**THE TASK:**
Quote all of the entries word for word.
----- MATERIAL TO PROCESS
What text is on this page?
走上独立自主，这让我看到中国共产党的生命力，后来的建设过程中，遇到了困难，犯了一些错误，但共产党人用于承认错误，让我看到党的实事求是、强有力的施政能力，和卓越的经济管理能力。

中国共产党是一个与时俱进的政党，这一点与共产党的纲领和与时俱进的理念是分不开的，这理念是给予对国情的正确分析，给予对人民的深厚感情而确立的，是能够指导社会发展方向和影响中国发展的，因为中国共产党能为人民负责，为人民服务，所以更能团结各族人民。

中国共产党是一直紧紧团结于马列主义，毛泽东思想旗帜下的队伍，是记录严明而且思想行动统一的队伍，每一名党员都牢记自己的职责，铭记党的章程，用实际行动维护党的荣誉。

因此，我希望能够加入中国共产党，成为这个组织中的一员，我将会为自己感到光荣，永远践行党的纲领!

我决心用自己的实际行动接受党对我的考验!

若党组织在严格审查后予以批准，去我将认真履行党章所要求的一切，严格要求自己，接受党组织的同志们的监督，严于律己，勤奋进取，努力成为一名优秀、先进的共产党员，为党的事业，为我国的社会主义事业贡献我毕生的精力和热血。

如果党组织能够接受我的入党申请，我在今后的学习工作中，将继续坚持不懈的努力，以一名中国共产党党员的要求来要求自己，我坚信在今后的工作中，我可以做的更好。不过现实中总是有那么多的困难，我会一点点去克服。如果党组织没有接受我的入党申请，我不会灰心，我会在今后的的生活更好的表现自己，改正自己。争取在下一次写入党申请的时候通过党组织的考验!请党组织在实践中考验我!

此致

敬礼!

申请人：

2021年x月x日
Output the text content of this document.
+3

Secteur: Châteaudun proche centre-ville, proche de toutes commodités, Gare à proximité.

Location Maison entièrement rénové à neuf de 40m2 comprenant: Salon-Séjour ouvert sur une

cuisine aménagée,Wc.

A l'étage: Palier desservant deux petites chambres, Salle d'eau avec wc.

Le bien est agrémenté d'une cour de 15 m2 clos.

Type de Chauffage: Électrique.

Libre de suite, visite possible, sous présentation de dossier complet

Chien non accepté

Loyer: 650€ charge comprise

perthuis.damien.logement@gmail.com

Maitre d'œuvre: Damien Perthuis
----------
**FULL SOLUTION:**
What text is on this page?
走上独立自主，这让我看到中国共产党的生命力，后来的建设过程中，遇到了困难，犯了一些错误，但共产党人用于承认错误，让我看到党的实事求是、强有力的施政能力，和卓越的经济管理能力。

中国共产党是一个与时俱进的政党，这一点与共产党的纲领和与时俱进的理念是分不开的，这理念是给予对国情的正确分析，给予对人民的深厚感情而确立的，是能够指导社会发展方向和影响中国发展的，因为中国共产党能为人民负责，为人民服务，所以更能团结各族人民。

中国共产党是一直紧紧团结于马列主义，毛泽东思想旗帜下的队伍，是记录严明而且思想行动统一的队伍，每一名党员都牢记自己的职责，铭记党的章程，用实际行动维护党的荣誉。

因此，我希望能够加入中国共产党，成为这个组织中的一员，我将会为自己感到光荣，永远践行党的纲领!

我决心用自己的实际行动接受党对我的考验!

若党组织在严格审查后予以批准，去我将认真履行党章所要求的一切，严格要求自己，接受党组织的同志们的监督，严于律己，勤奋进取，努力成为一名优秀、先进的共产党员，为党的事业，为我国的社会主义事业贡献我毕生的精力和热血。

如果党组织能够接受我的入党申请，我在今后的学习工作中，将继续坚持不懈的努力，以一名中国共产党党员的要求来要求自己，我坚信在今后的工作中，我可以做的更好。不过现实中总是有那么多的困难，我会一点点去克服。如果党组织没有接受我的入党申请，我不会灰心，我会在今后的的生活更好的表现自己，改正自己。争取在下一次写入党申请的时候通过党组织的考验!请党组织在实践中考验我!

此致

敬礼!

申请人：

2021年x月x日
Output the text content of this document.
+3

Secteur: Châteaudun proche centre-ville, proche de toutes commodités, Gare à proximité.

Location Maison entièrement rénové à neuf de 40m2 comprenant: Salon-Séjour ouvert sur une

cuisine aménagée,Wc.

A l'étage: Palier desservant deux petites chambres, Salle d'eau avec wc.

Le bien est agrémenté d'une cour de 15 m2 clos.

Type de Chauffage: Électrique.

Libre de suite, visite possible, sous présentation de dossier complet

Chien non accepté

Loyer: 650€ charge comprise

perthuis.damien.logement@gmail.com

Maitre d'œuvre: Damien Perthuis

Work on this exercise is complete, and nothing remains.